(EXERCISE PROMPT) Keep every line where the word "ylabel" appears; drop the rest.

(Entries with figure data)
◇ ◇ ◇ ◇

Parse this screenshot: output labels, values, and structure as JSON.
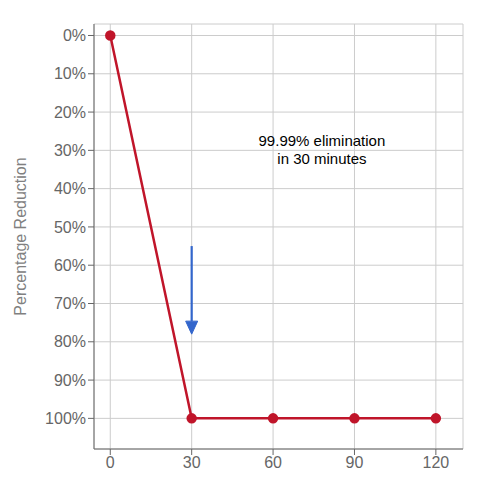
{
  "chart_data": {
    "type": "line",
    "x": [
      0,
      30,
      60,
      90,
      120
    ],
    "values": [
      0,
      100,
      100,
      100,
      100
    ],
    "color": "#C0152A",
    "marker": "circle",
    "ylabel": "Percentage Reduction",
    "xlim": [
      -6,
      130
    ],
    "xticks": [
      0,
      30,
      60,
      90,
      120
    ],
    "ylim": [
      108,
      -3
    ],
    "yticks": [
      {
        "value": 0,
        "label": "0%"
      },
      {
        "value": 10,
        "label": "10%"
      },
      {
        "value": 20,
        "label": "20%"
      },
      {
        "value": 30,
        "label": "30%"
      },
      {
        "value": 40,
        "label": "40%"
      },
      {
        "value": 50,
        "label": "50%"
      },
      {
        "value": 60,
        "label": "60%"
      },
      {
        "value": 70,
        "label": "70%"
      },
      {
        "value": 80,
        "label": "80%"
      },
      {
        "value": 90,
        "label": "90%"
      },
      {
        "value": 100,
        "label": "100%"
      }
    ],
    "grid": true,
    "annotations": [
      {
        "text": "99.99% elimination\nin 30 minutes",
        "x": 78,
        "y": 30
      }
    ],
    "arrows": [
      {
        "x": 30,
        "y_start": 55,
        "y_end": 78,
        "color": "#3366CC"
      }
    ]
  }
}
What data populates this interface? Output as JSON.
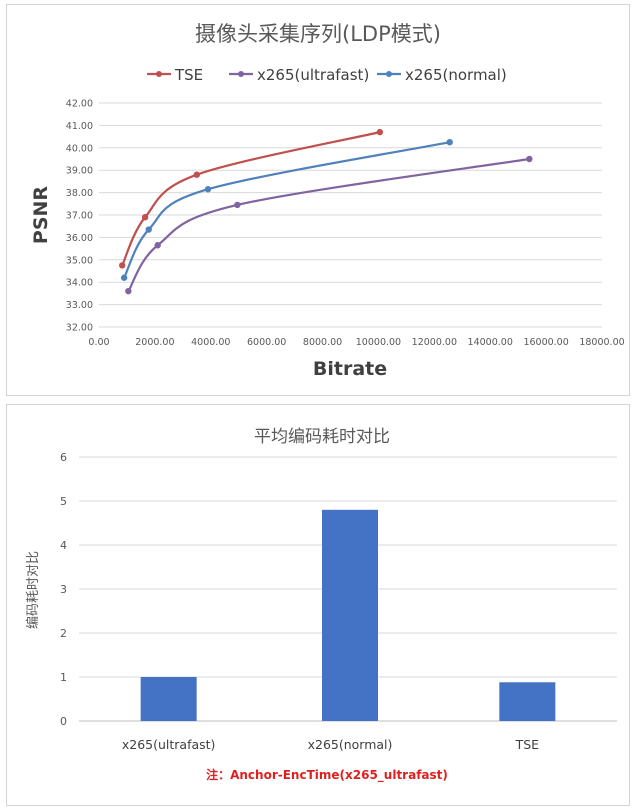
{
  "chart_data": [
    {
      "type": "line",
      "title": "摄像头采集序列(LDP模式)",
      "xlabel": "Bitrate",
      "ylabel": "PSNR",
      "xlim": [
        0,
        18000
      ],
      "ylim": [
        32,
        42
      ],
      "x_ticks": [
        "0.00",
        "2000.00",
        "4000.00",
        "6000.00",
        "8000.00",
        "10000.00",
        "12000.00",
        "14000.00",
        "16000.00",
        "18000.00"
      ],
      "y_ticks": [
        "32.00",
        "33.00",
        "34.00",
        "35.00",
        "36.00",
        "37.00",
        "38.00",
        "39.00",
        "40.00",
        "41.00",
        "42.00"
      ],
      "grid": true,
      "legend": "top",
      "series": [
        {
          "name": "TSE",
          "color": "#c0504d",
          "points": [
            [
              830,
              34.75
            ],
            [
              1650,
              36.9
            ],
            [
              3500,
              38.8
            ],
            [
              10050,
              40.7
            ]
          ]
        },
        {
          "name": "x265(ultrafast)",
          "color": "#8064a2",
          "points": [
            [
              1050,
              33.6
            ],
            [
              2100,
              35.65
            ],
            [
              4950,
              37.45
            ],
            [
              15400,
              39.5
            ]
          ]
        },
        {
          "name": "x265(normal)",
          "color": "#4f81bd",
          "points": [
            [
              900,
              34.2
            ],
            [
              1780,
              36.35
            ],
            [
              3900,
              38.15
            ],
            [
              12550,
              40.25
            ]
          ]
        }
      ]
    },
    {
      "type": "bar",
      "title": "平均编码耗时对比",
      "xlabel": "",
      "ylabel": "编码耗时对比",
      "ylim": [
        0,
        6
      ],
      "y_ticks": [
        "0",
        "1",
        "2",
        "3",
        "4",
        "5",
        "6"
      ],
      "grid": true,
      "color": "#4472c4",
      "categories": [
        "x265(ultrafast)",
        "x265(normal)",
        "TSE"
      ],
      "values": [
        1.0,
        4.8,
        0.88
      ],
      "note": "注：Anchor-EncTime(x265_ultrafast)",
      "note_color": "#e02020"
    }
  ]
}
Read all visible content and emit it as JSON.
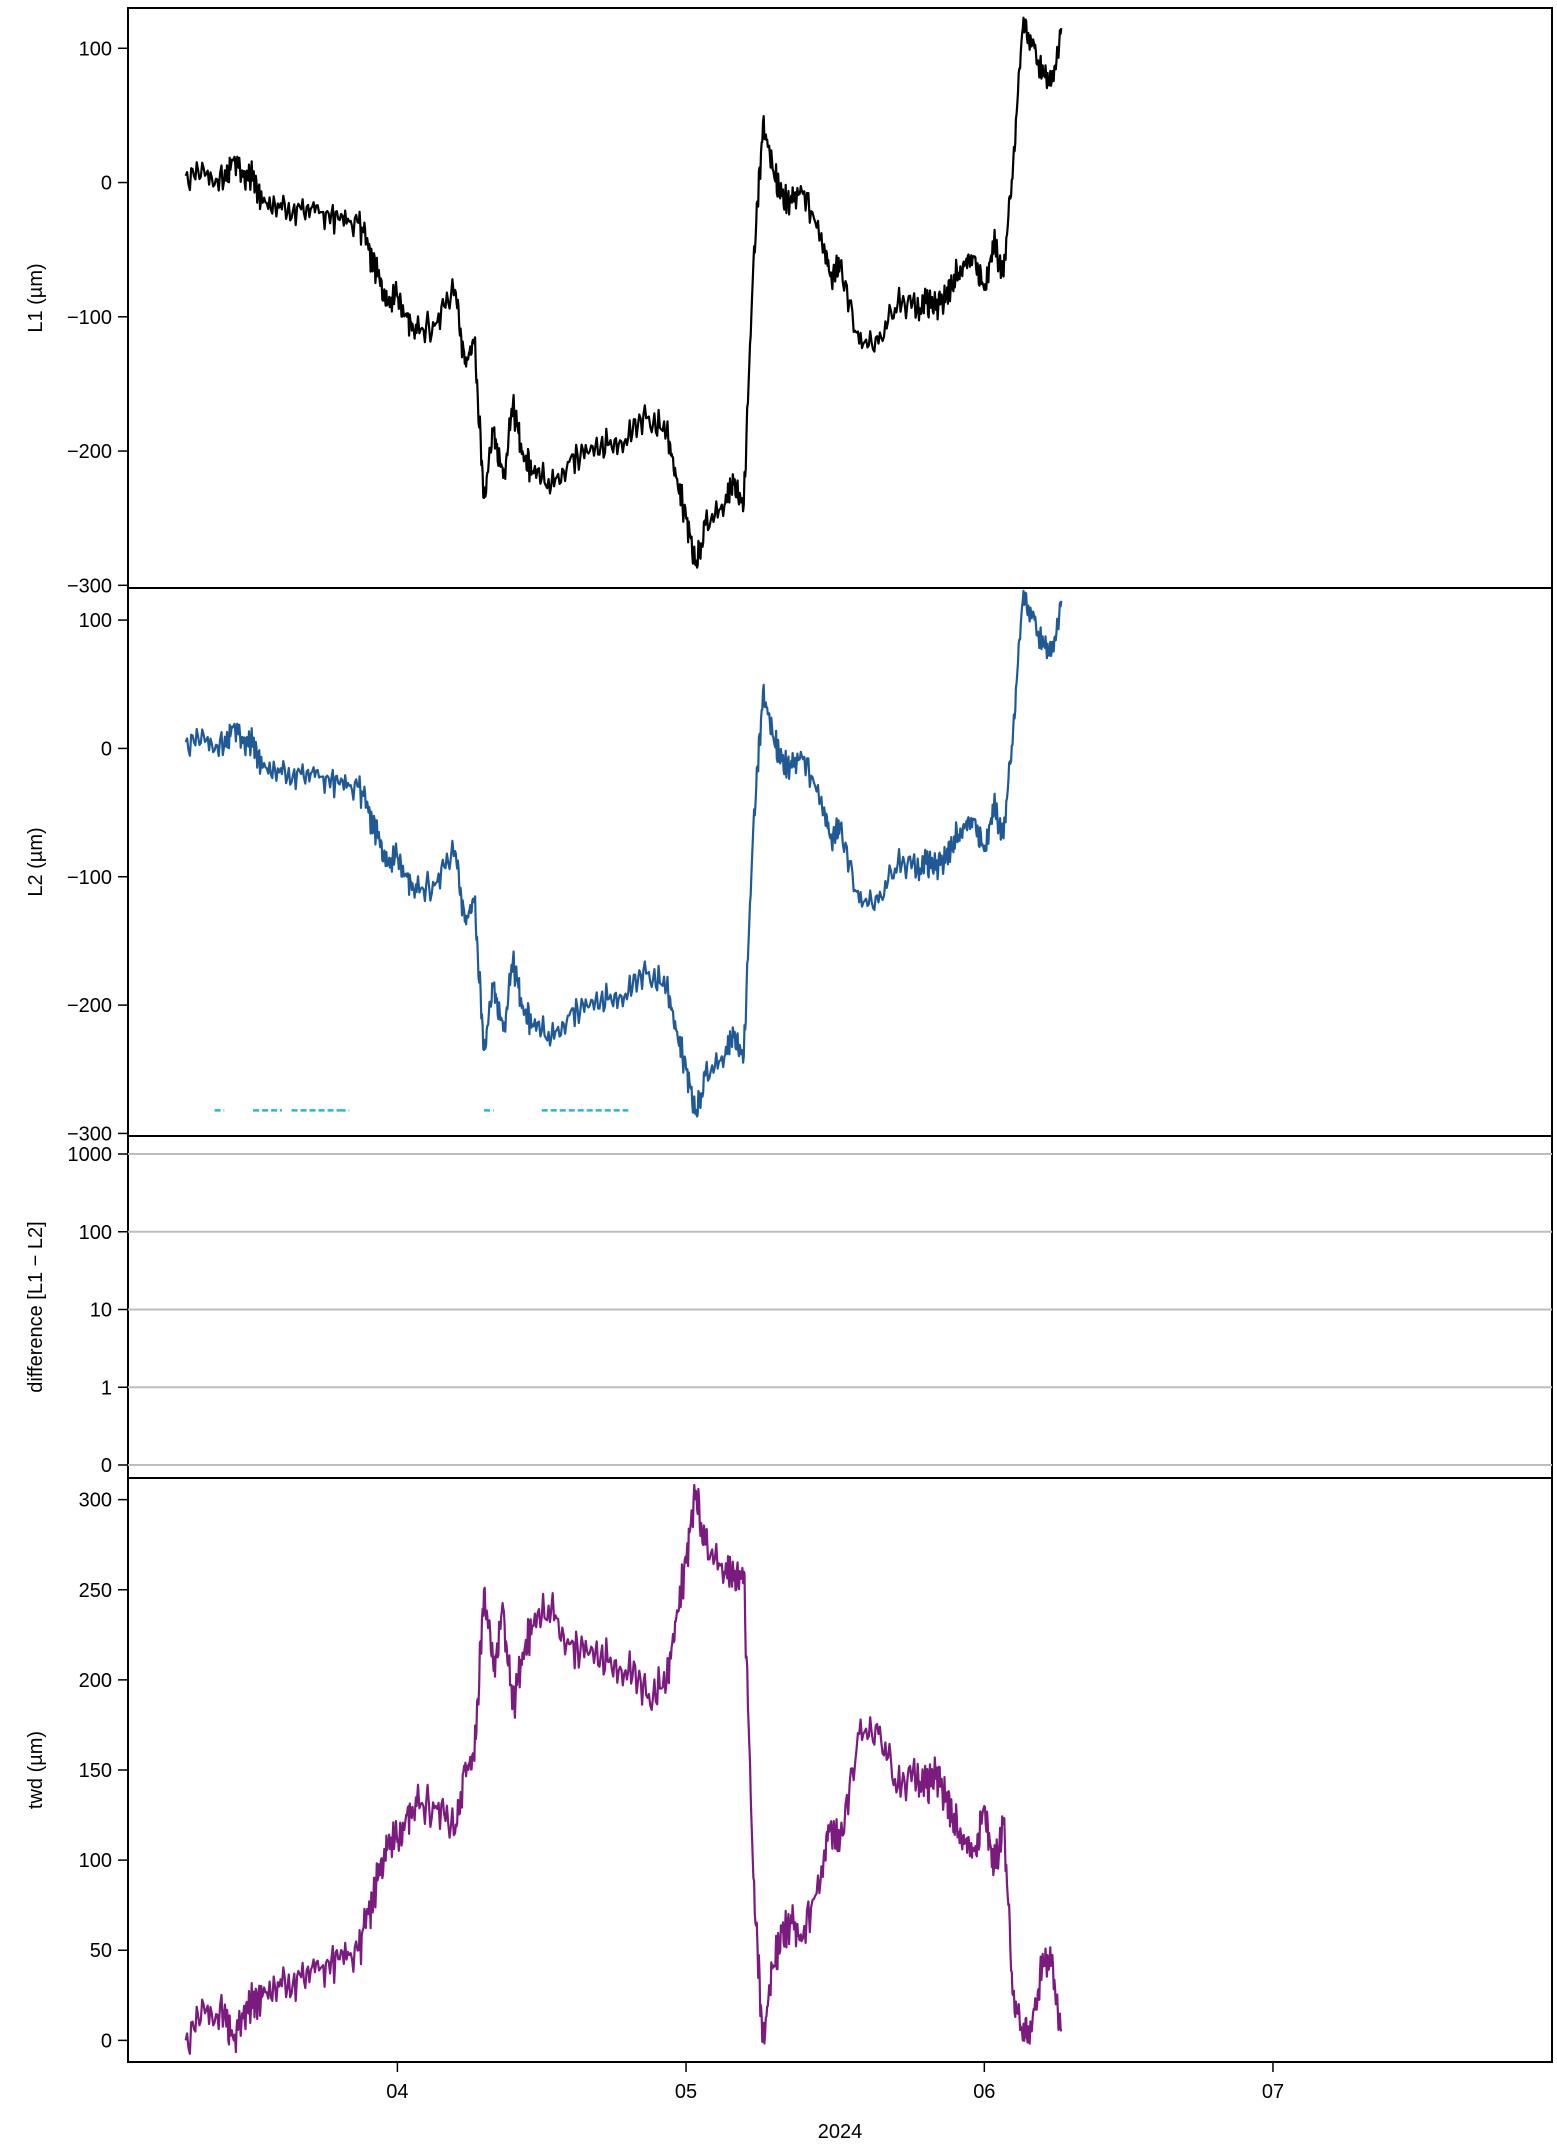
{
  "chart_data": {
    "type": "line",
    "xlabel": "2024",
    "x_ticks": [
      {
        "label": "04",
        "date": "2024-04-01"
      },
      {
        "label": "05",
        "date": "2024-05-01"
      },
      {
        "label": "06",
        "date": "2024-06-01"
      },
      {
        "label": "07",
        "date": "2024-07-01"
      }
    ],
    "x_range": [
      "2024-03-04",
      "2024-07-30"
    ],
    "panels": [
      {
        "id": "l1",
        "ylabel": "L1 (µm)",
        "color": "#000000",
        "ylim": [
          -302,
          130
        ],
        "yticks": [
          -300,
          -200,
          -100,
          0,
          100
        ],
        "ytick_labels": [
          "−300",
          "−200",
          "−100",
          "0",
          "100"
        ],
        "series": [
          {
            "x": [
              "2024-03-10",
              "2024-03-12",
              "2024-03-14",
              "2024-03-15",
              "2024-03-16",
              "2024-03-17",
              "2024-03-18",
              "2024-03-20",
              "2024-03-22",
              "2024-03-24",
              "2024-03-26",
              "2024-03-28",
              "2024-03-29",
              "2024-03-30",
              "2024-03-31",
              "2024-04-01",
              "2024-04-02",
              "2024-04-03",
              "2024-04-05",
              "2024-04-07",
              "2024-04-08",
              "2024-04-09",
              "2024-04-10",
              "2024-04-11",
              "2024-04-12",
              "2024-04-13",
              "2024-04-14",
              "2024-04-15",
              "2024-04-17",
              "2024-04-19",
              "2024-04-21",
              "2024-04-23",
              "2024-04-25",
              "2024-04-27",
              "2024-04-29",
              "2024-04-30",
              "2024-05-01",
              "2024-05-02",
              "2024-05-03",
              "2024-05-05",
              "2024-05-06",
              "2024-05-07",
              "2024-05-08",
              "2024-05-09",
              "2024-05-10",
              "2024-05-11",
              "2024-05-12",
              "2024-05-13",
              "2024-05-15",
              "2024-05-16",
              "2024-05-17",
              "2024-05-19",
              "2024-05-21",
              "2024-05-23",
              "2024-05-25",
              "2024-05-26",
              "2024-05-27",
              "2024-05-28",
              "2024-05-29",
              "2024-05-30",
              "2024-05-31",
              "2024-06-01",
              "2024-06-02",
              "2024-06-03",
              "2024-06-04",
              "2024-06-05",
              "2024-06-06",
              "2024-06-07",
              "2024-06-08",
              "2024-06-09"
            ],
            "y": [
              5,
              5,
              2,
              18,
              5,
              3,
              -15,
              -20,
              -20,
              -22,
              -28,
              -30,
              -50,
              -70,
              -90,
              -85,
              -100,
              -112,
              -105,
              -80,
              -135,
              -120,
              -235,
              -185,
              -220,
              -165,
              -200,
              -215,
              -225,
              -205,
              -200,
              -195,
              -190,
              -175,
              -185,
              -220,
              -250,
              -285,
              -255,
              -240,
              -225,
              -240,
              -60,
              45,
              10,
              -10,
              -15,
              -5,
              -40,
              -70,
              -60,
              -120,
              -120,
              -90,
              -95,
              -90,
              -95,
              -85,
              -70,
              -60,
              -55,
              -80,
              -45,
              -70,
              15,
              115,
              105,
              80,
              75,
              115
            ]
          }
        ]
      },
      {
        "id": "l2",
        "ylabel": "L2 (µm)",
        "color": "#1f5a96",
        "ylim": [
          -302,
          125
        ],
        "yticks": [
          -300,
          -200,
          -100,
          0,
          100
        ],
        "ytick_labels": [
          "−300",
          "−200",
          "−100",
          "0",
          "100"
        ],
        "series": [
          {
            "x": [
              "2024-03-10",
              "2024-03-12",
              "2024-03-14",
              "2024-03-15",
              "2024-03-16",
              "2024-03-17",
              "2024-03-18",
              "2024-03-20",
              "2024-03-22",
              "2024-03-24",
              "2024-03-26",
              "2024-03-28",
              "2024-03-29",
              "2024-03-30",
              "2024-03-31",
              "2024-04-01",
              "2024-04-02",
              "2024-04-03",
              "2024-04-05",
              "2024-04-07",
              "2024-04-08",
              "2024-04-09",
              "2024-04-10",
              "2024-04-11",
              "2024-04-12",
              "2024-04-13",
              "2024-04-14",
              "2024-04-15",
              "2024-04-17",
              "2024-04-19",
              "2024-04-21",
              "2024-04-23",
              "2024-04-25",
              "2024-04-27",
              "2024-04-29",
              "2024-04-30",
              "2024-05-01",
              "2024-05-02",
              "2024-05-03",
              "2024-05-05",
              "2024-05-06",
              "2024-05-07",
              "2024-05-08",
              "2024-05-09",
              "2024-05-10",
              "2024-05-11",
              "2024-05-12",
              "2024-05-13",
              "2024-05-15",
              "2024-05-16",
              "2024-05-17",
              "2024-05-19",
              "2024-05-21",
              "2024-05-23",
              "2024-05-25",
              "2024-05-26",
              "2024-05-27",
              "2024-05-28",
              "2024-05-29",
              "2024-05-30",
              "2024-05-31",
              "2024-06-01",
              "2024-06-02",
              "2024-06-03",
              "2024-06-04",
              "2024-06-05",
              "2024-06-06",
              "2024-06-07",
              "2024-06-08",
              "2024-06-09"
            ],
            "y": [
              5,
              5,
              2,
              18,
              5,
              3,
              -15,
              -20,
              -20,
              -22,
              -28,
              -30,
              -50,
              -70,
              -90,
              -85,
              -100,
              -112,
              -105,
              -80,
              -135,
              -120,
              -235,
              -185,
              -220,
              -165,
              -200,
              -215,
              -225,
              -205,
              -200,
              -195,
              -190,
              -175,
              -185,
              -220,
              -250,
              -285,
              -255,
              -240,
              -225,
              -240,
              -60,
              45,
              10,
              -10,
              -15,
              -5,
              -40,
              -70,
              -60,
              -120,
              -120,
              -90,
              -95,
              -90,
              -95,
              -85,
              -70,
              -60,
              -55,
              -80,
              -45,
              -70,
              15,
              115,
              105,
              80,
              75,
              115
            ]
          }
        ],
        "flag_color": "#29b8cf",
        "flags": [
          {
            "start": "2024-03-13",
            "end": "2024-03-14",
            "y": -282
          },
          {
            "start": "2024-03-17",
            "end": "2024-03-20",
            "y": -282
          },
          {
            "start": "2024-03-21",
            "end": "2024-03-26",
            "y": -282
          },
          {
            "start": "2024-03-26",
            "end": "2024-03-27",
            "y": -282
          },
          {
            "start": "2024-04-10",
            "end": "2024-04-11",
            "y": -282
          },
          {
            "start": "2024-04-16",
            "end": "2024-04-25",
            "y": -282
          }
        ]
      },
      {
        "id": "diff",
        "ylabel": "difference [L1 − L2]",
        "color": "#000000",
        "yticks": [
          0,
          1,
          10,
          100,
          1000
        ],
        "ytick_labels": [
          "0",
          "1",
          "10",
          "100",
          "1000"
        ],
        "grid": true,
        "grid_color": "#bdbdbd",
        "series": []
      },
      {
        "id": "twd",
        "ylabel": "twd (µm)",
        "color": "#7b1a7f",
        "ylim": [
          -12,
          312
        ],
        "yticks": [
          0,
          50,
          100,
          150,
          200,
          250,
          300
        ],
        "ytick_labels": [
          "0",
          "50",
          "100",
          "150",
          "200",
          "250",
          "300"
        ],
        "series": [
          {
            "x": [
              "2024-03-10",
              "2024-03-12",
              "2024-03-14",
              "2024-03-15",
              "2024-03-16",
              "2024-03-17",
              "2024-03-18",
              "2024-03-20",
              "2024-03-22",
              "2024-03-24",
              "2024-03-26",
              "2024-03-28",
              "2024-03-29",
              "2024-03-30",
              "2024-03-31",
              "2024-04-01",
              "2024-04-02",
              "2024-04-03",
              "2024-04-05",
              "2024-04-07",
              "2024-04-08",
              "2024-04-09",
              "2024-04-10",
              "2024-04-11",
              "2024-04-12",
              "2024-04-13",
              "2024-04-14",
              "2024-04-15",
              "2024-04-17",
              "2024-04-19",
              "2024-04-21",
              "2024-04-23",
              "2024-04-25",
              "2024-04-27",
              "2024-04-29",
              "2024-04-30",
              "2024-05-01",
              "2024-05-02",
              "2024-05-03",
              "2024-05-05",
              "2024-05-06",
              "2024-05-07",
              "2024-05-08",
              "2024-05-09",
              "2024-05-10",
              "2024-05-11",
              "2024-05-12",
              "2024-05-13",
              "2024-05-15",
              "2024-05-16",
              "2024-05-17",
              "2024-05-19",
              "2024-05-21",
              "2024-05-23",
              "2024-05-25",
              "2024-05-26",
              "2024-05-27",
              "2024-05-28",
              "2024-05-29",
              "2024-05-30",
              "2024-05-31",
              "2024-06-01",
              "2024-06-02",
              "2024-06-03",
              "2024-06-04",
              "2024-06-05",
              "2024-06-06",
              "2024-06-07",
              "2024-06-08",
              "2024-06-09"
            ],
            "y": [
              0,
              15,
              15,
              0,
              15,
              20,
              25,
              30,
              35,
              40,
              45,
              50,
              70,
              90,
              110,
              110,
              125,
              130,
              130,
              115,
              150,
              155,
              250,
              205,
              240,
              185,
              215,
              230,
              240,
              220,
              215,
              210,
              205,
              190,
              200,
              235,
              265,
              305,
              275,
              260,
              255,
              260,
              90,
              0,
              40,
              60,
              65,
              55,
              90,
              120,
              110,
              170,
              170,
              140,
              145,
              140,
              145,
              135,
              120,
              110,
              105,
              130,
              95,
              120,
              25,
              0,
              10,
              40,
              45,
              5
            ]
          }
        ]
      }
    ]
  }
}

◇ ◇ ◇ ◇

(SOLUTION FOR THIS PROBLEM)
    "ylabel": "Percentage Reduction",
      "ylabel": "PSNR",
      "ylabel": "编码耗时对比",
        "ylabel": "L1 (µm)",
        "ylabel": "L2 (µm)",
        "ylabel": "difference [L1 − L2]",
        "ylabel": "twd (µm)",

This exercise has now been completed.